GIVEN INSTRUCTION
Print the complete set of entries exactly.

════════

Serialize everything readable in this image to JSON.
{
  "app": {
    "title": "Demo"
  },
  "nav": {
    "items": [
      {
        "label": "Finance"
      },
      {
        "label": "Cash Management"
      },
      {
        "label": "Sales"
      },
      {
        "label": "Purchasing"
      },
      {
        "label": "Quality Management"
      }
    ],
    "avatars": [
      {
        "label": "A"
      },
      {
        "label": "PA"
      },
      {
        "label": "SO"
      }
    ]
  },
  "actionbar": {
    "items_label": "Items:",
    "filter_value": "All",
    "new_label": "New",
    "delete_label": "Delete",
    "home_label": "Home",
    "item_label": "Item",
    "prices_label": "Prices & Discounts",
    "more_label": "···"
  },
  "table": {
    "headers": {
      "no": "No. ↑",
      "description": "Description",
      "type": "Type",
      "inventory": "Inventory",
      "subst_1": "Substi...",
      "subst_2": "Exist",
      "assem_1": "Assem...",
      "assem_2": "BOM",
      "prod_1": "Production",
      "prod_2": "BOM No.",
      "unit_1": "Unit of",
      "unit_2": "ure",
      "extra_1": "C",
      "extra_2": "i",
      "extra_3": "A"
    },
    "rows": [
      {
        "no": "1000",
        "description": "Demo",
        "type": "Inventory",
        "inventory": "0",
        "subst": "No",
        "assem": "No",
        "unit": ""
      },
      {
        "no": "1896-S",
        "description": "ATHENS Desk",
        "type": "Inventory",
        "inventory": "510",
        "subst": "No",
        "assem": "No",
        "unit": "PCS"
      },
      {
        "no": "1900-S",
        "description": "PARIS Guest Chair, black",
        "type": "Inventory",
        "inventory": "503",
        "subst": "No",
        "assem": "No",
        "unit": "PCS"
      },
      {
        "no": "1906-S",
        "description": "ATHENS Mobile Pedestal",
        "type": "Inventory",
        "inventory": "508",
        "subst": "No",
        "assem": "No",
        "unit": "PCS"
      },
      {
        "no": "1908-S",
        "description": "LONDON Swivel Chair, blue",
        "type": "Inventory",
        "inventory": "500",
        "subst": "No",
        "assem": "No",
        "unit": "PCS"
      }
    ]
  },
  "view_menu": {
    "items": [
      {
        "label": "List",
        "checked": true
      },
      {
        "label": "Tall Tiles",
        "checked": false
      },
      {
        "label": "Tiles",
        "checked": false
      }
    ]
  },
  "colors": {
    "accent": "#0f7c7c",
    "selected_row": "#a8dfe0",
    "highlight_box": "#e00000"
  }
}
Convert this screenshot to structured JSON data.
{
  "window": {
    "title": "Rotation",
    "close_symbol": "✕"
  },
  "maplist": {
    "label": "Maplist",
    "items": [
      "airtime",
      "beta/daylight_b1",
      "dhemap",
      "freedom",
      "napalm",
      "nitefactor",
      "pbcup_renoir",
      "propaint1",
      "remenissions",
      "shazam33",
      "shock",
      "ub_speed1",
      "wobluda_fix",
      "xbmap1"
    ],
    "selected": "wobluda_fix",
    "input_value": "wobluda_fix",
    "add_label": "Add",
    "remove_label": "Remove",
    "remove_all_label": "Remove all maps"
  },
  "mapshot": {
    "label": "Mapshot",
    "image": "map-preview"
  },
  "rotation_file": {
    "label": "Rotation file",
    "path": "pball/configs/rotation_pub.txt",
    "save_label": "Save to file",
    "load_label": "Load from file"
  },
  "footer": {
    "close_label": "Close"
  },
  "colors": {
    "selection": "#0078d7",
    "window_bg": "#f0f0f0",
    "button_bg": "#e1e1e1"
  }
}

════════

SOLUTION FOR THIS EXERCISE
Serialize everything readable in this image to JSON.
{
  "app": {
    "title": "Demo"
  },
  "nav": {
    "items": [
      {
        "label": "Finance"
      },
      {
        "label": "Cash Management"
      },
      {
        "label": "Sales"
      },
      {
        "label": "Purchasing"
      },
      {
        "label": "Quality Management"
      }
    ],
    "avatars": [
      {
        "label": "A"
      },
      {
        "label": "PA"
      },
      {
        "label": "SO"
      }
    ]
  },
  "actionbar": {
    "items_label": "Items:",
    "filter_value": "All",
    "new_label": "New",
    "delete_label": "Delete",
    "home_label": "Home",
    "item_label": "Item",
    "prices_label": "Prices & Discounts",
    "more_label": "···"
  },
  "table": {
    "headers": {
      "no": "No. ↑",
      "description": "Description",
      "type": "Type",
      "inventory": "Inventory",
      "subst_1": "Substi...",
      "subst_2": "Exist",
      "assem_1": "Assem...",
      "assem_2": "BOM",
      "prod_1": "Production",
      "prod_2": "BOM No.",
      "unit_1": "Unit of",
      "unit_2": "ure",
      "extra_1": "C",
      "extra_2": "i",
      "extra_3": "A"
    },
    "rows": [
      {
        "no": "1000",
        "description": "Demo",
        "type": "Inventory",
        "inventory": "0",
        "subst": "No",
        "assem": "No",
        "unit": ""
      },
      {
        "no": "1896-S",
        "description": "ATHENS Desk",
        "type": "Inventory",
        "inventory": "510",
        "subst": "No",
        "assem": "No",
        "unit": "PCS"
      },
      {
        "no": "1900-S",
        "description": "PARIS Guest Chair, black",
        "type": "Inventory",
        "inventory": "503",
        "subst": "No",
        "assem": "No",
        "unit": "PCS"
      },
      {
        "no": "1906-S",
        "description": "ATHENS Mobile Pedestal",
        "type": "Inventory",
        "inventory": "508",
        "subst": "No",
        "assem": "No",
        "unit": "PCS"
      },
      {
        "no": "1908-S",
        "description": "LONDON Swivel Chair, blue",
        "type": "Inventory",
        "inventory": "500",
        "subst": "No",
        "assem": "No",
        "unit": "PCS"
      }
    ]
  },
  "view_menu": {
    "items": [
      {
        "label": "List",
        "checked": true
      },
      {
        "label": "Tall Tiles",
        "checked": false
      },
      {
        "label": "Tiles",
        "checked": false
      }
    ]
  },
  "colors": {
    "accent": "#0f7c7c",
    "selected_row": "#a8dfe0",
    "highlight_box": "#e00000"
  }
}
Convert this screenshot to structured JSON data.
{
  "window": {
    "title": "Rotation",
    "close_symbol": "✕"
  },
  "maplist": {
    "label": "Maplist",
    "items": [
      "airtime",
      "beta/daylight_b1",
      "dhemap",
      "freedom",
      "napalm",
      "nitefactor",
      "pbcup_renoir",
      "propaint1",
      "remenissions",
      "shazam33",
      "shock",
      "ub_speed1",
      "wobluda_fix",
      "xbmap1"
    ],
    "selected": "wobluda_fix",
    "input_value": "wobluda_fix",
    "add_label": "Add",
    "remove_label": "Remove",
    "remove_all_label": "Remove all maps"
  },
  "mapshot": {
    "label": "Mapshot",
    "image": "map-preview"
  },
  "rotation_file": {
    "label": "Rotation file",
    "path": "pball/configs/rotation_pub.txt",
    "save_label": "Save to file",
    "load_label": "Load from file"
  },
  "footer": {
    "close_label": "Close"
  },
  "colors": {
    "selection": "#0078d7",
    "window_bg": "#f0f0f0",
    "button_bg": "#e1e1e1"
  }
}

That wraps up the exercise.